* **DO THIS**
Examine the records and identify each line that includes the string "color". Copy those lines.

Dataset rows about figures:
────────────────────

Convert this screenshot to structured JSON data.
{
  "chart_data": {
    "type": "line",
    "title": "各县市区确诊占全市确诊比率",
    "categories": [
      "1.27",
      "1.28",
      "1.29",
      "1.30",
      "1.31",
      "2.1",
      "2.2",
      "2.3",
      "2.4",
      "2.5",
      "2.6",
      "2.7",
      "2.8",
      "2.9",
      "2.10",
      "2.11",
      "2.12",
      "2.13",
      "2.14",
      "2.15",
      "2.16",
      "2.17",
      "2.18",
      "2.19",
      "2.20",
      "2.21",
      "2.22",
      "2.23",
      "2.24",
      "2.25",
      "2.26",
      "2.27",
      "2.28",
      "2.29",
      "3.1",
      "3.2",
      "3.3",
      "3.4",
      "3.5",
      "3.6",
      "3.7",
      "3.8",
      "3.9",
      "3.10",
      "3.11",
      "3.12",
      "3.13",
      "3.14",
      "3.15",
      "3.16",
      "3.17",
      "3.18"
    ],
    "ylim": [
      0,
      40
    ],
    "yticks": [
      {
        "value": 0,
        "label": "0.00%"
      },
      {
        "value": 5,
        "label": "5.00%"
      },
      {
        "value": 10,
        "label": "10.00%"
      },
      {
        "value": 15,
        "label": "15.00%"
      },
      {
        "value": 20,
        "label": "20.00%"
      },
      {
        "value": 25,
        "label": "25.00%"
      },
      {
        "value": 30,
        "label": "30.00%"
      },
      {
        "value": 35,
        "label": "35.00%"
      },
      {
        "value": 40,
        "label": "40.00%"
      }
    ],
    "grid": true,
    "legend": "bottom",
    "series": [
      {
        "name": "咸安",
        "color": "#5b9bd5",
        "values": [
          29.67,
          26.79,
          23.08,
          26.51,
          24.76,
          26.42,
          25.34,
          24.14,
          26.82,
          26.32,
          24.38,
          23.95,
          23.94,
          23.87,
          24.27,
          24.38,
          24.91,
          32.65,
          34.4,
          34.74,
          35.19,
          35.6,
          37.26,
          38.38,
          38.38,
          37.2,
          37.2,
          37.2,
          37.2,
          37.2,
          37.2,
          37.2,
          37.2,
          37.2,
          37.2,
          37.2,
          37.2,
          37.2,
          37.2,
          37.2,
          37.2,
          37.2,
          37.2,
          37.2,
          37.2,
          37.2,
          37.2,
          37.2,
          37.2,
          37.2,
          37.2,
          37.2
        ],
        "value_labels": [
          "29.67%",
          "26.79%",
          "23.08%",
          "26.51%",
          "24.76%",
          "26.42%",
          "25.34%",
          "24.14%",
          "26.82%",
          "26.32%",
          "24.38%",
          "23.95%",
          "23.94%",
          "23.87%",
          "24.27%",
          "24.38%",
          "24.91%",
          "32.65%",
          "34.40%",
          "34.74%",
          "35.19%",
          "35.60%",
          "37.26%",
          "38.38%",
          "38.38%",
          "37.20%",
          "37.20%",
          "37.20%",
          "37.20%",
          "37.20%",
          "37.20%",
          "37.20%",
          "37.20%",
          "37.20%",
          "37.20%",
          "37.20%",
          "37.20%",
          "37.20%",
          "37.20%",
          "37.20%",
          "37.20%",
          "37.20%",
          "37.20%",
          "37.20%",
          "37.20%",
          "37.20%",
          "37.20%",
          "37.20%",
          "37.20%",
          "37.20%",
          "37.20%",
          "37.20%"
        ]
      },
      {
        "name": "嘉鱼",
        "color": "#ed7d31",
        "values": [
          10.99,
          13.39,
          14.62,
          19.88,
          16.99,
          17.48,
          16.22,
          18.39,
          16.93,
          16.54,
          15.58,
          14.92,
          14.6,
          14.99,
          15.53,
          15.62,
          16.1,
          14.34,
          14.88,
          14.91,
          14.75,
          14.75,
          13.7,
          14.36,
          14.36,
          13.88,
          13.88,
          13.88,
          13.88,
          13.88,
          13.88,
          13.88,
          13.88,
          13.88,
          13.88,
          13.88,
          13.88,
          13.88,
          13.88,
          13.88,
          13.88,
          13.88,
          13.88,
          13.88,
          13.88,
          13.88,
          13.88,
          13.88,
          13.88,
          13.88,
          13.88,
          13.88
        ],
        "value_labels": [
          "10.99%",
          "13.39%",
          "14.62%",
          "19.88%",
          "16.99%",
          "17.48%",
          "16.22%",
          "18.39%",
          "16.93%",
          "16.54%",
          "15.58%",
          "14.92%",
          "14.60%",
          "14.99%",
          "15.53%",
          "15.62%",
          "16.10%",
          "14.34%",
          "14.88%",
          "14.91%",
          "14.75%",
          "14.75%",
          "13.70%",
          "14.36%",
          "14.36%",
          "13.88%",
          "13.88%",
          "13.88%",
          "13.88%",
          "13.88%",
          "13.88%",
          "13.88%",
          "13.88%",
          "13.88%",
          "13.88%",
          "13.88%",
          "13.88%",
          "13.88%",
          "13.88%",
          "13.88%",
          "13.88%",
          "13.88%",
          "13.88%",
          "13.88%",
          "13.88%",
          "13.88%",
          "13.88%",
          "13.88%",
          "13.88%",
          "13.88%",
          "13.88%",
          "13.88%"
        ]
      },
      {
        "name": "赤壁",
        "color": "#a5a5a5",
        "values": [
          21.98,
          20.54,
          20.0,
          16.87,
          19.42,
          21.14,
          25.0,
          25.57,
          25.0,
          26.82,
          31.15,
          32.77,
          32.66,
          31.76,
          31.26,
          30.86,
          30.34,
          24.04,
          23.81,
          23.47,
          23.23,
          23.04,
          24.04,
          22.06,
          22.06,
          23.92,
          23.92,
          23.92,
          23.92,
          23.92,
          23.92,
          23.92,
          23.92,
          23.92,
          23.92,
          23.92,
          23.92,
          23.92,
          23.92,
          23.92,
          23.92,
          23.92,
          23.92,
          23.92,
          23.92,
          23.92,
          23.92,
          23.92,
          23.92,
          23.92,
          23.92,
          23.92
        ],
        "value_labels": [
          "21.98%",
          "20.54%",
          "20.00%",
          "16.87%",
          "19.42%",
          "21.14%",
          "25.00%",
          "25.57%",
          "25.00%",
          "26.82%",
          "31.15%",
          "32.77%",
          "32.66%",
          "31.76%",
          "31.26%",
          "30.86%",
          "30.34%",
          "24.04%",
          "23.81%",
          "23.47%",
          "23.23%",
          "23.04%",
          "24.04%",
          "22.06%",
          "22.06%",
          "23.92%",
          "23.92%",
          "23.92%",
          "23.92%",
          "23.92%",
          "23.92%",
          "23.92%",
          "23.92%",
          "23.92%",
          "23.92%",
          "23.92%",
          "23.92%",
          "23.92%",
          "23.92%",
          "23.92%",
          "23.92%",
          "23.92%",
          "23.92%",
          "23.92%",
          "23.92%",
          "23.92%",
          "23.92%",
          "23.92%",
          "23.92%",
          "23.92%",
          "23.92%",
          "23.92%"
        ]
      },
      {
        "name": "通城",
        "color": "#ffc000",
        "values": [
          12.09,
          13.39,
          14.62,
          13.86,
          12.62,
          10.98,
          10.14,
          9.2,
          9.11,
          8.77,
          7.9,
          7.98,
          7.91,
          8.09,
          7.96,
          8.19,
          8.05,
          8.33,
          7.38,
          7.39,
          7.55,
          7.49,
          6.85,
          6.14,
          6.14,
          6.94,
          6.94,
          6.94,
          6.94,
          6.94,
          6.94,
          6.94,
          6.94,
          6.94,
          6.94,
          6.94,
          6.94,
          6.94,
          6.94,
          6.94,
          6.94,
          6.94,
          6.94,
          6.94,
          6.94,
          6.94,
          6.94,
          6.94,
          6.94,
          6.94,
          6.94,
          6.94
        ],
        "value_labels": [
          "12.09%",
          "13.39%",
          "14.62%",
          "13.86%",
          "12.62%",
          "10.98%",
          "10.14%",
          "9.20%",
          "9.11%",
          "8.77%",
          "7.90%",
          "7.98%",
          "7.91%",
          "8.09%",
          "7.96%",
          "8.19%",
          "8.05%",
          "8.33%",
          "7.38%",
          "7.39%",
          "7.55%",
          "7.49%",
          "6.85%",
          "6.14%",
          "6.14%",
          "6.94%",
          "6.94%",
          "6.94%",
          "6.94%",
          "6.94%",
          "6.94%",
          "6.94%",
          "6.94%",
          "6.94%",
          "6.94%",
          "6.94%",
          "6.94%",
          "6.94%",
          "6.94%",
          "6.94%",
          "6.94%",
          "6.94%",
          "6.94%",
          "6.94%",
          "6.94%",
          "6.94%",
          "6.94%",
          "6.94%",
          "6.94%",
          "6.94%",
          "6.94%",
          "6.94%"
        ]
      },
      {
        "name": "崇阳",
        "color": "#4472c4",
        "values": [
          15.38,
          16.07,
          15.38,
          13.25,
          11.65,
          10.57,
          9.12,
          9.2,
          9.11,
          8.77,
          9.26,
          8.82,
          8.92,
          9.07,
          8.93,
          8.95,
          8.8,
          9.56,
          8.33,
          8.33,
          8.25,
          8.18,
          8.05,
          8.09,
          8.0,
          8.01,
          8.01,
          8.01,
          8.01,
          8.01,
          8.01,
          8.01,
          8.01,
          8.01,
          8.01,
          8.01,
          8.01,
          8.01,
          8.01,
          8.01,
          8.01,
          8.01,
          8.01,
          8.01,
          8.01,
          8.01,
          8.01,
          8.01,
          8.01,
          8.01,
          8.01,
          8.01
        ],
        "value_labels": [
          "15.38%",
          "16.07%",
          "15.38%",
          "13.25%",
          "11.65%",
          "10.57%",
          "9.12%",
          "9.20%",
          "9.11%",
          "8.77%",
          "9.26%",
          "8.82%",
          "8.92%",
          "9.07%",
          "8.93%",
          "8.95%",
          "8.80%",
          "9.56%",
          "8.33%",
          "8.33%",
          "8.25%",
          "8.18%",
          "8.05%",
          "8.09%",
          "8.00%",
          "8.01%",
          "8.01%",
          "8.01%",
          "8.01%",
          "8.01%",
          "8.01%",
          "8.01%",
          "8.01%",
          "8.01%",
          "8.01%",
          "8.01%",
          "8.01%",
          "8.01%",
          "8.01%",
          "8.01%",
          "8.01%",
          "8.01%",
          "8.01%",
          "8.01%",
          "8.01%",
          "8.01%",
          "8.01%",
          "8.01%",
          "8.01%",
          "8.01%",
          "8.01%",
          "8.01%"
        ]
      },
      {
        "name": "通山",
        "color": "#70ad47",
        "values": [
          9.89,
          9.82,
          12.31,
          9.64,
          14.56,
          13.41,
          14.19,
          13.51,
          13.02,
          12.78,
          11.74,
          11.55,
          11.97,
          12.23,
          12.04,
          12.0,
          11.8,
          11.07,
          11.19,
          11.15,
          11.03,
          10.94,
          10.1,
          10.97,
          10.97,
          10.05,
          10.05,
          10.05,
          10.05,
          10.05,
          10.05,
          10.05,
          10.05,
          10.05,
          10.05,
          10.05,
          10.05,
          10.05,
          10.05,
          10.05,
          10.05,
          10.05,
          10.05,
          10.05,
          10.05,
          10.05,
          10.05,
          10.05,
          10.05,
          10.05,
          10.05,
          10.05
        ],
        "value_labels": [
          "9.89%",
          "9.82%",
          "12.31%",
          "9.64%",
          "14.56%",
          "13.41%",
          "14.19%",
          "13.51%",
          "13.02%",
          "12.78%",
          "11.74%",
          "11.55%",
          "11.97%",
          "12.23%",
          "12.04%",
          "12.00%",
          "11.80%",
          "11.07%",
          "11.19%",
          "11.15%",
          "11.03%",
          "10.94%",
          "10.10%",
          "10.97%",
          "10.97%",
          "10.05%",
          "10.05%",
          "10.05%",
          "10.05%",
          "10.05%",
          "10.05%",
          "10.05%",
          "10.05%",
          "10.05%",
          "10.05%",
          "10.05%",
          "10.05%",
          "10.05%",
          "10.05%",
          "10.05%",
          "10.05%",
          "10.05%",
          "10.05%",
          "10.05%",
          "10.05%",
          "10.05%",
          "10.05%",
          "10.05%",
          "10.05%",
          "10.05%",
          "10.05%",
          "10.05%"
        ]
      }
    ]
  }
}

────────────────────

* **ANSWER TO THE TASK**
        "color": "#5b9bd5",
        "color": "#ed7d31",
        "color": "#a5a5a5",
        "color": "#ffc000",
        "color": "#4472c4",
        "color": "#70ad47",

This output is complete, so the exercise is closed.